■ **Problem to work on**: Only lines with the word "screenshot" are needed; collect each of them from the listing below.

(Items from a figure collection)
↓↓↓

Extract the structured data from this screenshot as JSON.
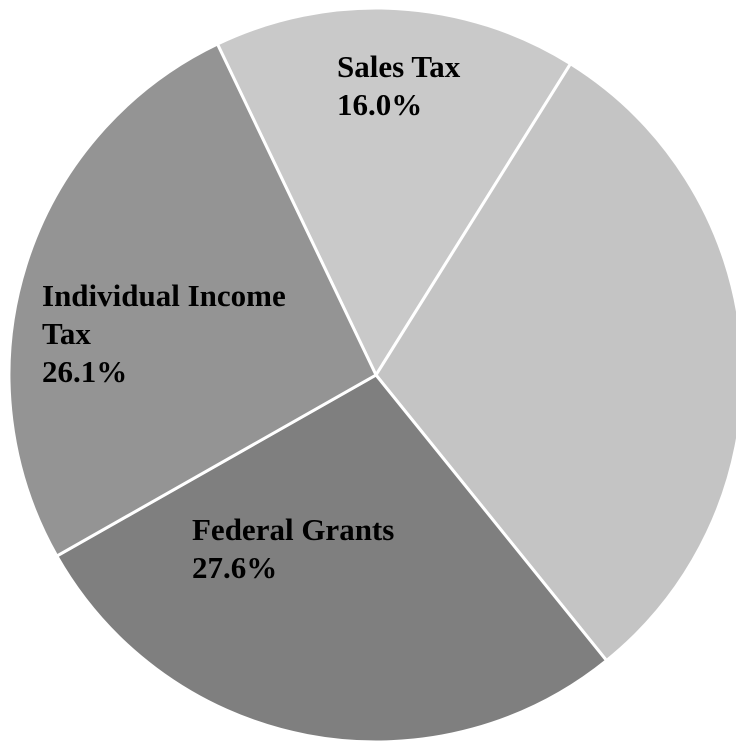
{
  "chart_data": {
    "type": "pie",
    "slices": [
      {
        "name": "Sales Tax",
        "label_lines": [
          "Sales Tax"
        ],
        "value": 16.0,
        "value_text": "16.0%",
        "color": "#c9c9c9"
      },
      {
        "name": "",
        "label_lines": [],
        "value": 30.3,
        "value_text": "",
        "color": "#c4c4c4"
      },
      {
        "name": "Federal Grants",
        "label_lines": [
          "Federal Grants"
        ],
        "value": 27.6,
        "value_text": "27.6%",
        "color": "#7f7f7f"
      },
      {
        "name": "Individual Income Tax",
        "label_lines": [
          "Individual Income",
          "Tax"
        ],
        "value": 26.1,
        "value_text": "26.1%",
        "color": "#949494"
      }
    ],
    "start_angle_deg": -25.6,
    "direction": "clockwise",
    "slice_border_color": "#ffffff",
    "legend": "none",
    "labels": "inside"
  }
}
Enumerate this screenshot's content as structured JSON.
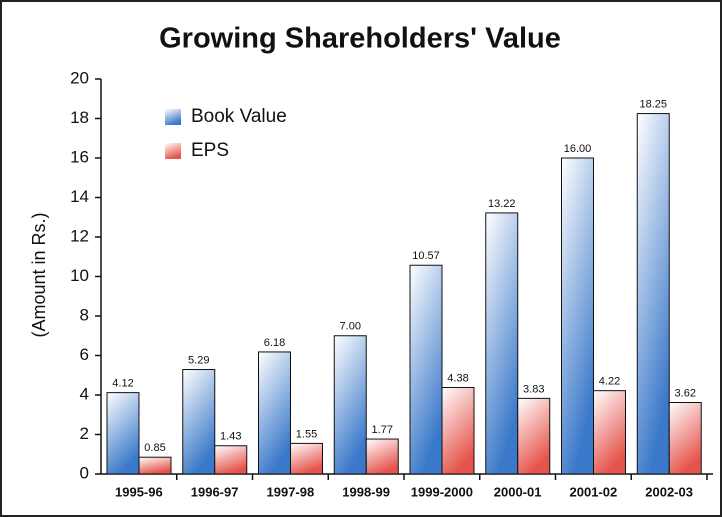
{
  "chart_data": {
    "type": "bar",
    "title": "Growing Shareholders' Value",
    "y_label": "(Amount in Rs.)",
    "categories": [
      "1995-96",
      "1996-97",
      "1997-98",
      "1998-99",
      "1999-2000",
      "2000-01",
      "2001-02",
      "2002-03"
    ],
    "series": [
      {
        "name": "Book Value",
        "color": "#3a78c9",
        "values": [
          4.12,
          5.29,
          6.18,
          7,
          10.57,
          13.22,
          16,
          18.25
        ],
        "value_labels": [
          "4.12",
          "5.29",
          "6.18",
          "7.00",
          "10.57",
          "13.22",
          "16.00",
          "18.25"
        ]
      },
      {
        "name": "EPS",
        "color": "#e5544c",
        "values": [
          0.85,
          1.43,
          1.55,
          1.77,
          4.38,
          3.83,
          4.22,
          3.62
        ],
        "value_labels": [
          "0.85",
          "1.43",
          "1.55",
          "1.77",
          "4.38",
          "3.83",
          "4.22",
          "3.62"
        ]
      }
    ],
    "ylim": [
      0,
      20
    ],
    "yticks": [
      0,
      2,
      4,
      6,
      8,
      10,
      12,
      14,
      16,
      18,
      20
    ],
    "legend": "upper left"
  }
}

↑↑↑

■ **Exercise solution**:
Extract the structured data from this screenshot as JSON.
Enumerate this screenshot's content as structured JSON.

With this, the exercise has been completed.